What to do: The records below should be written out again, exactly.

Records supplied:
-*-*-
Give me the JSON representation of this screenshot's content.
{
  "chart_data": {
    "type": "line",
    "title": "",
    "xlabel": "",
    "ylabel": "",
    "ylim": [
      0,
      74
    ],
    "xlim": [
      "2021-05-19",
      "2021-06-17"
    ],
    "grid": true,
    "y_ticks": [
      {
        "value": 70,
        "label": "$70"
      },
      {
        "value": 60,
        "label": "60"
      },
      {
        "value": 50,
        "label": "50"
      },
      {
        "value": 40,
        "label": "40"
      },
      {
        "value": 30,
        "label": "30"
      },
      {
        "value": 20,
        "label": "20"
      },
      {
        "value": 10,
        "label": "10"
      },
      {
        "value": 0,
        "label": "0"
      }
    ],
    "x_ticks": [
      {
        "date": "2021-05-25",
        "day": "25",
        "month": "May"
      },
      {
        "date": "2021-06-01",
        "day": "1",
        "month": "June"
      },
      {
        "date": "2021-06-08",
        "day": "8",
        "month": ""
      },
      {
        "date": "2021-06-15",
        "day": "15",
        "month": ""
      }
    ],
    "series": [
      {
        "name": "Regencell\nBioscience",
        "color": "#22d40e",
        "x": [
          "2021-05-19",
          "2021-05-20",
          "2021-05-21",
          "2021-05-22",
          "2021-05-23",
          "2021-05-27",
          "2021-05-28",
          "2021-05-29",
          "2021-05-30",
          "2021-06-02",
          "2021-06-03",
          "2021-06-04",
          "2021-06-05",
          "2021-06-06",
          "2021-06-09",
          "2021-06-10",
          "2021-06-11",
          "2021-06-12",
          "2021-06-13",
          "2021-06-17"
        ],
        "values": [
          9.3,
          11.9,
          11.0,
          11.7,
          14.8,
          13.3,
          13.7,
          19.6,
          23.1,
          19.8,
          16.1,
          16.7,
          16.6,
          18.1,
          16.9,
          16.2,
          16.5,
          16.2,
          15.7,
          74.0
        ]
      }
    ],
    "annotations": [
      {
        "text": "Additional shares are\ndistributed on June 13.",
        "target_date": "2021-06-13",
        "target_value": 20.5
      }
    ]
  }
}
-*-*-
Answer below:
Give me the JSON representation of this screenshot's content.
{
  "chart_data": {
    "type": "line",
    "title": "",
    "xlabel": "",
    "ylabel": "",
    "ylim": [
      0,
      74
    ],
    "xlim": [
      "2021-05-19",
      "2021-06-17"
    ],
    "grid": true,
    "y_ticks": [
      {
        "value": 70,
        "label": "$70"
      },
      {
        "value": 60,
        "label": "60"
      },
      {
        "value": 50,
        "label": "50"
      },
      {
        "value": 40,
        "label": "40"
      },
      {
        "value": 30,
        "label": "30"
      },
      {
        "value": 20,
        "label": "20"
      },
      {
        "value": 10,
        "label": "10"
      },
      {
        "value": 0,
        "label": "0"
      }
    ],
    "x_ticks": [
      {
        "date": "2021-05-25",
        "day": "25",
        "month": "May"
      },
      {
        "date": "2021-06-01",
        "day": "1",
        "month": "June"
      },
      {
        "date": "2021-06-08",
        "day": "8",
        "month": ""
      },
      {
        "date": "2021-06-15",
        "day": "15",
        "month": ""
      }
    ],
    "series": [
      {
        "name": "Regencell\nBioscience",
        "color": "#22d40e",
        "x": [
          "2021-05-19",
          "2021-05-20",
          "2021-05-21",
          "2021-05-22",
          "2021-05-23",
          "2021-05-27",
          "2021-05-28",
          "2021-05-29",
          "2021-05-30",
          "2021-06-02",
          "2021-06-03",
          "2021-06-04",
          "2021-06-05",
          "2021-06-06",
          "2021-06-09",
          "2021-06-10",
          "2021-06-11",
          "2021-06-12",
          "2021-06-13",
          "2021-06-17"
        ],
        "values": [
          9.3,
          11.9,
          11.0,
          11.7,
          14.8,
          13.3,
          13.7,
          19.6,
          23.1,
          19.8,
          16.1,
          16.7,
          16.6,
          18.1,
          16.9,
          16.2,
          16.5,
          16.2,
          15.7,
          74.0
        ]
      }
    ],
    "annotations": [
      {
        "text": "Additional shares are\ndistributed on June 13.",
        "target_date": "2021-06-13",
        "target_value": 20.5
      }
    ]
  }
}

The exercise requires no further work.